» **Short problem**: From the entries below, copy every line holding the word "JSON".

[Start]

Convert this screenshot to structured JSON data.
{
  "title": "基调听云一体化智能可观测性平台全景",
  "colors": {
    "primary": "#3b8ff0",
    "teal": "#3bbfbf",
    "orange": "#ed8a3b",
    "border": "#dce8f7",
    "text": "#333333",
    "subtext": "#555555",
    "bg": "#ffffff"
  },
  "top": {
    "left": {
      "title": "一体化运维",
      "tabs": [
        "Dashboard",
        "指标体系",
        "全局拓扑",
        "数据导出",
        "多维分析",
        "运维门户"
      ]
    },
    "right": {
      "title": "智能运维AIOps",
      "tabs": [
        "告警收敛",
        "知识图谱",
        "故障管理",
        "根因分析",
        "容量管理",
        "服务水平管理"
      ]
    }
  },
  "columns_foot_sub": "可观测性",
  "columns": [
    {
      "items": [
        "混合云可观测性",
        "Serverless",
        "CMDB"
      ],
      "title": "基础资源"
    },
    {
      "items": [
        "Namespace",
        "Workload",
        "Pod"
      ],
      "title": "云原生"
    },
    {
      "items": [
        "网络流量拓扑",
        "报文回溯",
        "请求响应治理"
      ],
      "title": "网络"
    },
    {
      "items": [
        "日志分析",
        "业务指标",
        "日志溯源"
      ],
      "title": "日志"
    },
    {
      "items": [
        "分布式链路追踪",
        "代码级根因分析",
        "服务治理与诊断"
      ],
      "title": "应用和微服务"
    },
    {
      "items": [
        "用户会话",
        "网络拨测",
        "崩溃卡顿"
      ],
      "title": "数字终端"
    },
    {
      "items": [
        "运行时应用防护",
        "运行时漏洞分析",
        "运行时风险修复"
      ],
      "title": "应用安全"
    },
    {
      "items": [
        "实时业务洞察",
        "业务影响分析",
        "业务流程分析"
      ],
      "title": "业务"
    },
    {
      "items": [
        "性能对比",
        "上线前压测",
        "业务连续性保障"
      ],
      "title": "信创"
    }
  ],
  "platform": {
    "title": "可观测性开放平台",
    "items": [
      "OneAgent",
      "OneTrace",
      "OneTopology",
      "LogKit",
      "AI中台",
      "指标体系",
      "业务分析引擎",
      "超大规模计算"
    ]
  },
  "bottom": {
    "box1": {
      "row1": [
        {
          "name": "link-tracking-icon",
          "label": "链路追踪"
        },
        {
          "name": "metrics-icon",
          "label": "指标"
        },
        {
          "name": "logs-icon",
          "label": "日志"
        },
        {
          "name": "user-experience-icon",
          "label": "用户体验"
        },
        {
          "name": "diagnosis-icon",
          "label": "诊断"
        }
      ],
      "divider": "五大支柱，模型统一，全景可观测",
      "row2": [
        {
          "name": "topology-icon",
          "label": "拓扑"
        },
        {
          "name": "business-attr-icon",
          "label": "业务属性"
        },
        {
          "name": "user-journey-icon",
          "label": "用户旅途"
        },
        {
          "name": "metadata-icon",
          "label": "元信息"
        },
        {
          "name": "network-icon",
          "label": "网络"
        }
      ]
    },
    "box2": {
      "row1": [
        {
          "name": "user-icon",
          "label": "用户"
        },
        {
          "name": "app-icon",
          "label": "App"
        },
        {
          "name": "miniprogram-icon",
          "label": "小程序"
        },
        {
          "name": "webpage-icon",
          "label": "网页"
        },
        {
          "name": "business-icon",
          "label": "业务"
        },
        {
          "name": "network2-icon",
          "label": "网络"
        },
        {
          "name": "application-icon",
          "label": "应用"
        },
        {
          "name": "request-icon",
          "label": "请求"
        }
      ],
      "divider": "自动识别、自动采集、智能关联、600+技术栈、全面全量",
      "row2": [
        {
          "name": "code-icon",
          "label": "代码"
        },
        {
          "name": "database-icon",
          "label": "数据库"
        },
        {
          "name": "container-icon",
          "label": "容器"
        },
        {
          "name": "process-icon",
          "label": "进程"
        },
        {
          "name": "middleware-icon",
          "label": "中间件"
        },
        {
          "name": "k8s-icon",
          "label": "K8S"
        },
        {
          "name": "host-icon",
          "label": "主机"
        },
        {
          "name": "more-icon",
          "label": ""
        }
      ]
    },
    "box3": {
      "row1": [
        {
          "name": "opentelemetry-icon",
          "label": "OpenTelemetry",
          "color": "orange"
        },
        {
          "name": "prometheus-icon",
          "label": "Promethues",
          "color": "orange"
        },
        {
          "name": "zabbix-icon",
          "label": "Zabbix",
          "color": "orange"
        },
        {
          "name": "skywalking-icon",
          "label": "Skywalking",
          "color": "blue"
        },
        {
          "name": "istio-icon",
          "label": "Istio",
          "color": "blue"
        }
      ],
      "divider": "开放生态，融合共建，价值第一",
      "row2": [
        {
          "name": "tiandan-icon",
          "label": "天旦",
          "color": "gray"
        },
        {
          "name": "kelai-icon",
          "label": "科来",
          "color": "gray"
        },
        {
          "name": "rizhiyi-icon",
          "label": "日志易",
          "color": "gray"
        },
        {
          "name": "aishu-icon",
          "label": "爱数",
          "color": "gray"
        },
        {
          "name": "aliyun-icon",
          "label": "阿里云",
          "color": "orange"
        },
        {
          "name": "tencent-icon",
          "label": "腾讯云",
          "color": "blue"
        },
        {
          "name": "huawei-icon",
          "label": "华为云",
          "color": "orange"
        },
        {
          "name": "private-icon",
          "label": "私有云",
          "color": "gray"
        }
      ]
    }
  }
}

[End]
[Start]

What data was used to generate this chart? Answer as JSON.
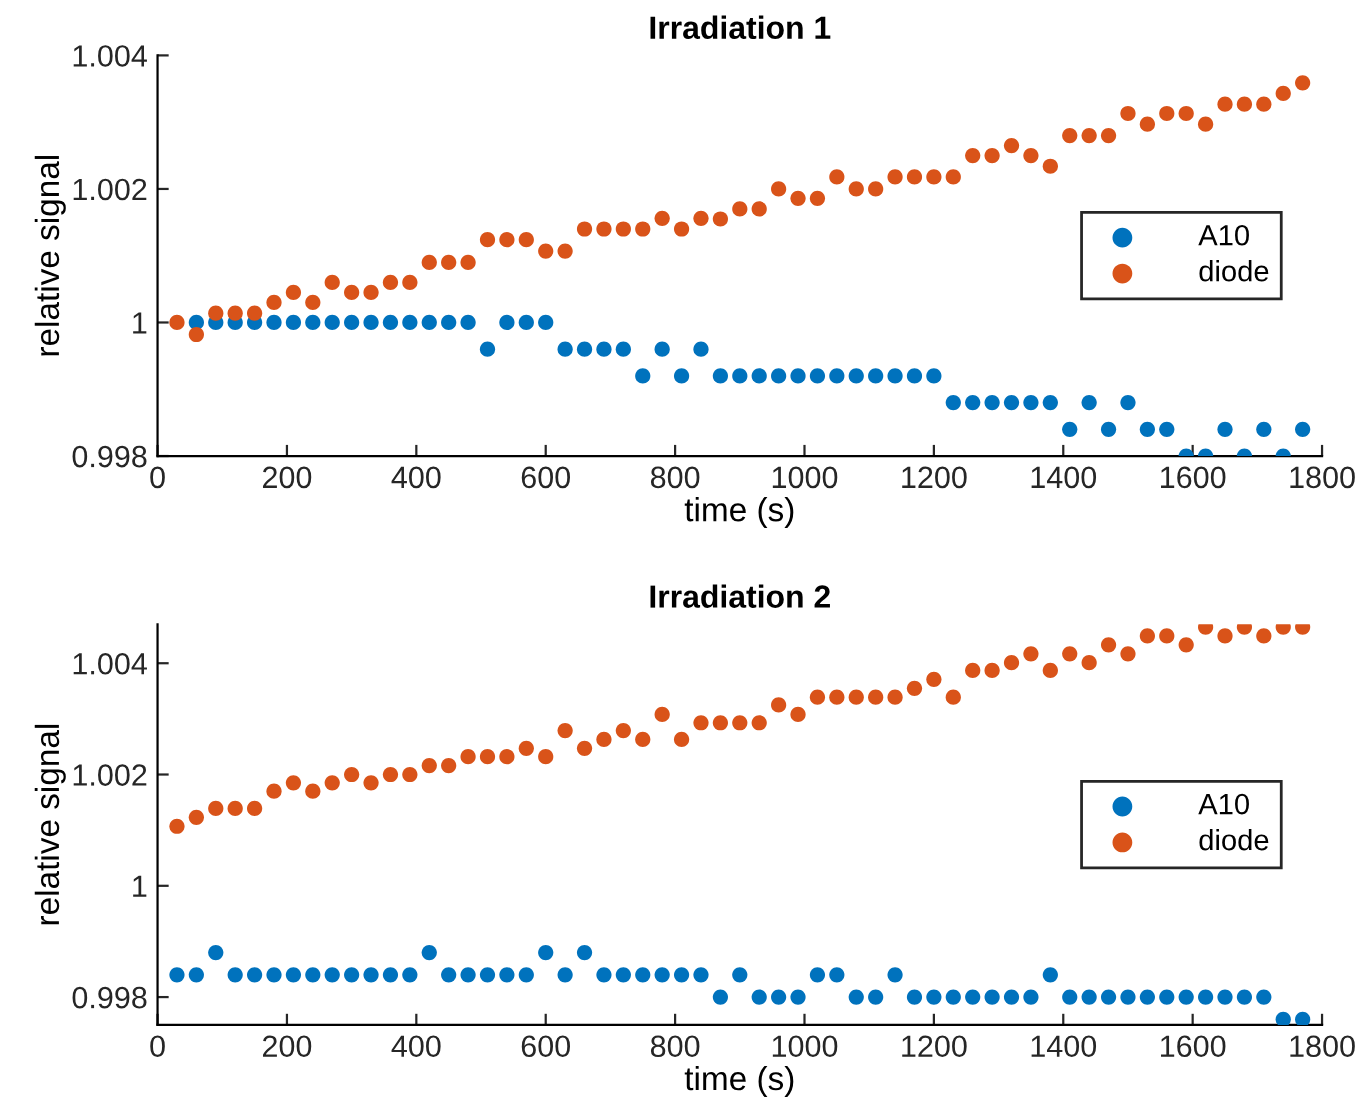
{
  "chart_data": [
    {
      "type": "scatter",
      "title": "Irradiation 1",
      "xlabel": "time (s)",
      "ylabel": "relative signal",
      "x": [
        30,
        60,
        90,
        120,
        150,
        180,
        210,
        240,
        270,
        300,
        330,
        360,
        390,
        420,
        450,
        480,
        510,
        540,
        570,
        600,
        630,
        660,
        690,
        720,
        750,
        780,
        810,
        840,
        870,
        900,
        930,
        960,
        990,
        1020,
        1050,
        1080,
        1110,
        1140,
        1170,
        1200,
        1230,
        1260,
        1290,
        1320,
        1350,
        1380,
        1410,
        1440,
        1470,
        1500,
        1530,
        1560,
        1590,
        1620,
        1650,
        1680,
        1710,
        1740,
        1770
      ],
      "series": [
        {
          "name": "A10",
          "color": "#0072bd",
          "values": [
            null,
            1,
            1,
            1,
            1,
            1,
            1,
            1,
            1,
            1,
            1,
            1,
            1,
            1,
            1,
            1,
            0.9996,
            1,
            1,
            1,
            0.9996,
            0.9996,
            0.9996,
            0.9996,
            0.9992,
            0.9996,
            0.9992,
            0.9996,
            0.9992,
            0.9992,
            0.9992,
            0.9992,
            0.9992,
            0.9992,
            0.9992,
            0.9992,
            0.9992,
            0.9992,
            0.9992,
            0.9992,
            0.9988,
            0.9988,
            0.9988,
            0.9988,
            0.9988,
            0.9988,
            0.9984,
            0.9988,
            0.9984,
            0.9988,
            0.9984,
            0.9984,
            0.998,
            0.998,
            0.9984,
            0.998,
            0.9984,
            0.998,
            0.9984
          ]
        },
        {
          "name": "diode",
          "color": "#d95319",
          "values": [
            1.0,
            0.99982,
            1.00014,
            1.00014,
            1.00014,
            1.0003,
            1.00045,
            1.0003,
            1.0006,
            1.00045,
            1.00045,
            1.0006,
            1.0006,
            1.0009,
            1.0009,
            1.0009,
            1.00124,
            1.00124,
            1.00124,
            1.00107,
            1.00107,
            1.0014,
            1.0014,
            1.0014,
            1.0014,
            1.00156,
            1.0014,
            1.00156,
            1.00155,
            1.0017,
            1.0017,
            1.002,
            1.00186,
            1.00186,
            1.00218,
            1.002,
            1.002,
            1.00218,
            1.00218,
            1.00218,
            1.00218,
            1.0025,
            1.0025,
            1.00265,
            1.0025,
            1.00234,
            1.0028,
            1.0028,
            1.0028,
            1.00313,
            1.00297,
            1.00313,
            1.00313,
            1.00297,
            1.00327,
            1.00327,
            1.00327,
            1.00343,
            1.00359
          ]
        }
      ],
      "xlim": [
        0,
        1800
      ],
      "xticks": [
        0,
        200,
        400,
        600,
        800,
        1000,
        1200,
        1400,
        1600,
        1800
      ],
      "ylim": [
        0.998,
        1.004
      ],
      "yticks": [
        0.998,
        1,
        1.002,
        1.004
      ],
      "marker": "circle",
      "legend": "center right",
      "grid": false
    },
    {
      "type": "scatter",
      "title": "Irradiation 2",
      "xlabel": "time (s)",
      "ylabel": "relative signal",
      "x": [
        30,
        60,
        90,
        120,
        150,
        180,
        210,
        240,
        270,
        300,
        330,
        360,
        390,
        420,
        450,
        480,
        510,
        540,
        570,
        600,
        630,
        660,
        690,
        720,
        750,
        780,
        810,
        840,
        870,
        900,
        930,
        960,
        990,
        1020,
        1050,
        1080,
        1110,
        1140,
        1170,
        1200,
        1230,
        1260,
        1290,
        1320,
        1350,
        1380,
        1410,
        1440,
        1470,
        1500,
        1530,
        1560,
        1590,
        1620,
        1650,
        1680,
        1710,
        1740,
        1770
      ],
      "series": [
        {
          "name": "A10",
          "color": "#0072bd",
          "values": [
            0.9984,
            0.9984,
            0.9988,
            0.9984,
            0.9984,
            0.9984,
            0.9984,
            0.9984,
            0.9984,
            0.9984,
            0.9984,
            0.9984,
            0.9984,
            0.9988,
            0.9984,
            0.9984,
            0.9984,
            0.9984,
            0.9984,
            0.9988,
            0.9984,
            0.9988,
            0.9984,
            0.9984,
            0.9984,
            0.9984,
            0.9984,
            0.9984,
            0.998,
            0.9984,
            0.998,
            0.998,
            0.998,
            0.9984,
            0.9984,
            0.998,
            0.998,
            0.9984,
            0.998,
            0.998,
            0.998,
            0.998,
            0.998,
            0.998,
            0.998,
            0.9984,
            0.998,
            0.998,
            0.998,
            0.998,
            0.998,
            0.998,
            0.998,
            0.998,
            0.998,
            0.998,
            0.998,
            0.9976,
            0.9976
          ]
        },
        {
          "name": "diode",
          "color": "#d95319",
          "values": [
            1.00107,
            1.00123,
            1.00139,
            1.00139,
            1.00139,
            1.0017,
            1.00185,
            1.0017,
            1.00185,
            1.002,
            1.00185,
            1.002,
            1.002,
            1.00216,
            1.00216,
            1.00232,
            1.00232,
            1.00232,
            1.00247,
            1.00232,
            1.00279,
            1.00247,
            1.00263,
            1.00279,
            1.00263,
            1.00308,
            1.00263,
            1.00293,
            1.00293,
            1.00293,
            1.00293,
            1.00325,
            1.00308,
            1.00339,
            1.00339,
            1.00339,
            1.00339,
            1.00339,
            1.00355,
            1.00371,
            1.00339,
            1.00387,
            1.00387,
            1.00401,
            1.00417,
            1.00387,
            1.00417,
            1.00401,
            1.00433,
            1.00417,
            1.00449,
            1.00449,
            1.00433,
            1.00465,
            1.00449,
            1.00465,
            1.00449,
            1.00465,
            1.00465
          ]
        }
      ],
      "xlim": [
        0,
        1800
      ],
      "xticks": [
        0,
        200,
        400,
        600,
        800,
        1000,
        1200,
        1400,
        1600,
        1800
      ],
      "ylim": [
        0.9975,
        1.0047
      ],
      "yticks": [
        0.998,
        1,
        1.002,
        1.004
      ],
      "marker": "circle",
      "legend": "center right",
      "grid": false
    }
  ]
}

[End]

» **Completed task**:
Convert this screenshot to structured JSON data.
What data was used to generate this chart? Answer as JSON.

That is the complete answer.